Transcribe each record exactly. Include every one.

» Material provided:
>>>
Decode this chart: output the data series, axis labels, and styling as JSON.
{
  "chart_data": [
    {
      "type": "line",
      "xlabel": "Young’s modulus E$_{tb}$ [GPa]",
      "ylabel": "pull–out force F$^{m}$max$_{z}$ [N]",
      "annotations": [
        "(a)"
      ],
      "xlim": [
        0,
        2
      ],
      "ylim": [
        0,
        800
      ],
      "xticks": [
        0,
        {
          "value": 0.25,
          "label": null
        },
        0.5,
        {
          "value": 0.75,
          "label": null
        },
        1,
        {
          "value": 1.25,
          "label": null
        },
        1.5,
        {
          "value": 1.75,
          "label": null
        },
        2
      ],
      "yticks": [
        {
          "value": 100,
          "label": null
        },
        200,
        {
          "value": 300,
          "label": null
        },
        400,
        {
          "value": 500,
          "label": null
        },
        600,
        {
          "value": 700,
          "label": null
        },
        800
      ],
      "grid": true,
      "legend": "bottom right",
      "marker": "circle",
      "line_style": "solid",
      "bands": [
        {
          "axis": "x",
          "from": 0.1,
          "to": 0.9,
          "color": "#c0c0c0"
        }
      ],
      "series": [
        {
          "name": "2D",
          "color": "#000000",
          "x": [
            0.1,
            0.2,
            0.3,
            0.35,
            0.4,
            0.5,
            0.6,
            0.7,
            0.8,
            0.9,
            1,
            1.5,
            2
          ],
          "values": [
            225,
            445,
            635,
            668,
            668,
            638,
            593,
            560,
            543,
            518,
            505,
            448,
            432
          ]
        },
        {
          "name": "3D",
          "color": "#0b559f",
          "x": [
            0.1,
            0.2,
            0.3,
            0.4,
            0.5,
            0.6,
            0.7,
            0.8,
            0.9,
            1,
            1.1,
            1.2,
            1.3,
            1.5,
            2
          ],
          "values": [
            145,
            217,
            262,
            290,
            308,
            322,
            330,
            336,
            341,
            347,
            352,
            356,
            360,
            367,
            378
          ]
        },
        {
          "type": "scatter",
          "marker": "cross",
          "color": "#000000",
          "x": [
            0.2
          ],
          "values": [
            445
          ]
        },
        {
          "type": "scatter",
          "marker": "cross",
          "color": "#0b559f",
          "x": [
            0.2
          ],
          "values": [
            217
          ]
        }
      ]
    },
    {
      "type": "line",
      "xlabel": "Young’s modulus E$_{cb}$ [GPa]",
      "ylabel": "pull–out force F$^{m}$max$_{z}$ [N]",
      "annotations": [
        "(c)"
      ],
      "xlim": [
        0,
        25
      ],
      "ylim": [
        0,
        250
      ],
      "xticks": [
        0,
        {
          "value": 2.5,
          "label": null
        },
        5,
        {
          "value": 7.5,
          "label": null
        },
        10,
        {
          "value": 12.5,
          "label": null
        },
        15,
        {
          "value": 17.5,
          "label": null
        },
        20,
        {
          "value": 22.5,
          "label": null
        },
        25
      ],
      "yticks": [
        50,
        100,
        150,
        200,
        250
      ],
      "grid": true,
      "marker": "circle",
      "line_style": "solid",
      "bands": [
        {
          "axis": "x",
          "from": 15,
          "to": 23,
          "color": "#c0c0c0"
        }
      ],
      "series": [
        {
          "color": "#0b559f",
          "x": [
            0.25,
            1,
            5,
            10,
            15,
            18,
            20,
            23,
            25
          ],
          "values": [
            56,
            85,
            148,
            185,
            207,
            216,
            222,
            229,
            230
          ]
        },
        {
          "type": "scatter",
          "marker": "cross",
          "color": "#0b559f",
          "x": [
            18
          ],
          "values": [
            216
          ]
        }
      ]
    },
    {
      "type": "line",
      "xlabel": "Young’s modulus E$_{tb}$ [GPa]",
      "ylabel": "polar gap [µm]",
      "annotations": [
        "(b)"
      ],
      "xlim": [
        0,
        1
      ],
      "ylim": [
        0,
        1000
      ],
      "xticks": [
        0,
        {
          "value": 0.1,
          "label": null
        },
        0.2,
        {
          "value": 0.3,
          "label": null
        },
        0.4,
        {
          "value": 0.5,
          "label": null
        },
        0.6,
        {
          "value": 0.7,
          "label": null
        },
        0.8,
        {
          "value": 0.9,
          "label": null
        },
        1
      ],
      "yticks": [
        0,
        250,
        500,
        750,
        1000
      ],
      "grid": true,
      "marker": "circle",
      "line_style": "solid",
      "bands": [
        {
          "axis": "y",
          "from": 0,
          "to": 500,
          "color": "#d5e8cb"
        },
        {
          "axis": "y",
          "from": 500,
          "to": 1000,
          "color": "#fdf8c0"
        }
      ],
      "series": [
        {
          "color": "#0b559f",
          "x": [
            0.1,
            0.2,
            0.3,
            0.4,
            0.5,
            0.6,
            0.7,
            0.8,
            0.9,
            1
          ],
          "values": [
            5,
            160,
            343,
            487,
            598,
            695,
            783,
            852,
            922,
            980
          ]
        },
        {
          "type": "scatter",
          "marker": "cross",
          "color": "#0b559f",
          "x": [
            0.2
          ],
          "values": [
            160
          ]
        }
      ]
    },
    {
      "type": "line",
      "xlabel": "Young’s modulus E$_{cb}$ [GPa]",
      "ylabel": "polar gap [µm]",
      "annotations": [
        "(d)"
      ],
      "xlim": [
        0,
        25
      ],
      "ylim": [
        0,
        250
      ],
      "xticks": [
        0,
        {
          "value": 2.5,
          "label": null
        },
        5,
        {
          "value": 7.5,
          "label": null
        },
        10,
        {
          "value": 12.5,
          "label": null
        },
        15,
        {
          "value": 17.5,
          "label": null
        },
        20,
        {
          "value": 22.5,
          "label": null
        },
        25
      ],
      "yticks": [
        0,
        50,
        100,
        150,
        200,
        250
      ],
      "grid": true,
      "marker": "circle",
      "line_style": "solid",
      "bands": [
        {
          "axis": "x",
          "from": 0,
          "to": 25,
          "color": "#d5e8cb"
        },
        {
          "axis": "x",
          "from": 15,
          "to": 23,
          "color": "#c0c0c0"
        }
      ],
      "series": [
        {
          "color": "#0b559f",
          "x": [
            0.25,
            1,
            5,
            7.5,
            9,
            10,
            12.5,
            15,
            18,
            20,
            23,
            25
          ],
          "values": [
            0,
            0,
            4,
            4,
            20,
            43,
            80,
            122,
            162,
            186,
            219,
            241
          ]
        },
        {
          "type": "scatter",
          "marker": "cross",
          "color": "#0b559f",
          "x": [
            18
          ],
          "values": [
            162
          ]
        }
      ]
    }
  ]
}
<<<
» Answer to this problem:
Decode this chart: output the data series, axis labels, and styling as JSON.
{
  "chart_data": [
    {
      "type": "line",
      "xlabel": "Young’s modulus E$_{tb}$ [GPa]",
      "ylabel": "pull–out force F$^{m}$max$_{z}$ [N]",
      "annotations": [
        "(a)"
      ],
      "xlim": [
        0,
        2
      ],
      "ylim": [
        0,
        800
      ],
      "xticks": [
        0,
        {
          "value": 0.25,
          "label": null
        },
        0.5,
        {
          "value": 0.75,
          "label": null
        },
        1,
        {
          "value": 1.25,
          "label": null
        },
        1.5,
        {
          "value": 1.75,
          "label": null
        },
        2
      ],
      "yticks": [
        {
          "value": 100,
          "label": null
        },
        200,
        {
          "value": 300,
          "label": null
        },
        400,
        {
          "value": 500,
          "label": null
        },
        600,
        {
          "value": 700,
          "label": null
        },
        800
      ],
      "grid": true,
      "legend": "bottom right",
      "marker": "circle",
      "line_style": "solid",
      "bands": [
        {
          "axis": "x",
          "from": 0.1,
          "to": 0.9,
          "color": "#c0c0c0"
        }
      ],
      "series": [
        {
          "name": "2D",
          "color": "#000000",
          "x": [
            0.1,
            0.2,
            0.3,
            0.35,
            0.4,
            0.5,
            0.6,
            0.7,
            0.8,
            0.9,
            1,
            1.5,
            2
          ],
          "values": [
            225,
            445,
            635,
            668,
            668,
            638,
            593,
            560,
            543,
            518,
            505,
            448,
            432
          ]
        },
        {
          "name": "3D",
          "color": "#0b559f",
          "x": [
            0.1,
            0.2,
            0.3,
            0.4,
            0.5,
            0.6,
            0.7,
            0.8,
            0.9,
            1,
            1.1,
            1.2,
            1.3,
            1.5,
            2
          ],
          "values": [
            145,
            217,
            262,
            290,
            308,
            322,
            330,
            336,
            341,
            347,
            352,
            356,
            360,
            367,
            378
          ]
        },
        {
          "type": "scatter",
          "marker": "cross",
          "color": "#000000",
          "x": [
            0.2
          ],
          "values": [
            445
          ]
        },
        {
          "type": "scatter",
          "marker": "cross",
          "color": "#0b559f",
          "x": [
            0.2
          ],
          "values": [
            217
          ]
        }
      ]
    },
    {
      "type": "line",
      "xlabel": "Young’s modulus E$_{cb}$ [GPa]",
      "ylabel": "pull–out force F$^{m}$max$_{z}$ [N]",
      "annotations": [
        "(c)"
      ],
      "xlim": [
        0,
        25
      ],
      "ylim": [
        0,
        250
      ],
      "xticks": [
        0,
        {
          "value": 2.5,
          "label": null
        },
        5,
        {
          "value": 7.5,
          "label": null
        },
        10,
        {
          "value": 12.5,
          "label": null
        },
        15,
        {
          "value": 17.5,
          "label": null
        },
        20,
        {
          "value": 22.5,
          "label": null
        },
        25
      ],
      "yticks": [
        50,
        100,
        150,
        200,
        250
      ],
      "grid": true,
      "marker": "circle",
      "line_style": "solid",
      "bands": [
        {
          "axis": "x",
          "from": 15,
          "to": 23,
          "color": "#c0c0c0"
        }
      ],
      "series": [
        {
          "color": "#0b559f",
          "x": [
            0.25,
            1,
            5,
            10,
            15,
            18,
            20,
            23,
            25
          ],
          "values": [
            56,
            85,
            148,
            185,
            207,
            216,
            222,
            229,
            230
          ]
        },
        {
          "type": "scatter",
          "marker": "cross",
          "color": "#0b559f",
          "x": [
            18
          ],
          "values": [
            216
          ]
        }
      ]
    },
    {
      "type": "line",
      "xlabel": "Young’s modulus E$_{tb}$ [GPa]",
      "ylabel": "polar gap [µm]",
      "annotations": [
        "(b)"
      ],
      "xlim": [
        0,
        1
      ],
      "ylim": [
        0,
        1000
      ],
      "xticks": [
        0,
        {
          "value": 0.1,
          "label": null
        },
        0.2,
        {
          "value": 0.3,
          "label": null
        },
        0.4,
        {
          "value": 0.5,
          "label": null
        },
        0.6,
        {
          "value": 0.7,
          "label": null
        },
        0.8,
        {
          "value": 0.9,
          "label": null
        },
        1
      ],
      "yticks": [
        0,
        250,
        500,
        750,
        1000
      ],
      "grid": true,
      "marker": "circle",
      "line_style": "solid",
      "bands": [
        {
          "axis": "y",
          "from": 0,
          "to": 500,
          "color": "#d5e8cb"
        },
        {
          "axis": "y",
          "from": 500,
          "to": 1000,
          "color": "#fdf8c0"
        }
      ],
      "series": [
        {
          "color": "#0b559f",
          "x": [
            0.1,
            0.2,
            0.3,
            0.4,
            0.5,
            0.6,
            0.7,
            0.8,
            0.9,
            1
          ],
          "values": [
            5,
            160,
            343,
            487,
            598,
            695,
            783,
            852,
            922,
            980
          ]
        },
        {
          "type": "scatter",
          "marker": "cross",
          "color": "#0b559f",
          "x": [
            0.2
          ],
          "values": [
            160
          ]
        }
      ]
    },
    {
      "type": "line",
      "xlabel": "Young’s modulus E$_{cb}$ [GPa]",
      "ylabel": "polar gap [µm]",
      "annotations": [
        "(d)"
      ],
      "xlim": [
        0,
        25
      ],
      "ylim": [
        0,
        250
      ],
      "xticks": [
        0,
        {
          "value": 2.5,
          "label": null
        },
        5,
        {
          "value": 7.5,
          "label": null
        },
        10,
        {
          "value": 12.5,
          "label": null
        },
        15,
        {
          "value": 17.5,
          "label": null
        },
        20,
        {
          "value": 22.5,
          "label": null
        },
        25
      ],
      "yticks": [
        0,
        50,
        100,
        150,
        200,
        250
      ],
      "grid": true,
      "marker": "circle",
      "line_style": "solid",
      "bands": [
        {
          "axis": "x",
          "from": 0,
          "to": 25,
          "color": "#d5e8cb"
        },
        {
          "axis": "x",
          "from": 15,
          "to": 23,
          "color": "#c0c0c0"
        }
      ],
      "series": [
        {
          "color": "#0b559f",
          "x": [
            0.25,
            1,
            5,
            7.5,
            9,
            10,
            12.5,
            15,
            18,
            20,
            23,
            25
          ],
          "values": [
            0,
            0,
            4,
            4,
            20,
            43,
            80,
            122,
            162,
            186,
            219,
            241
          ]
        },
        {
          "type": "scatter",
          "marker": "cross",
          "color": "#0b559f",
          "x": [
            18
          ],
          "values": [
            162
          ]
        }
      ]
    }
  ]
}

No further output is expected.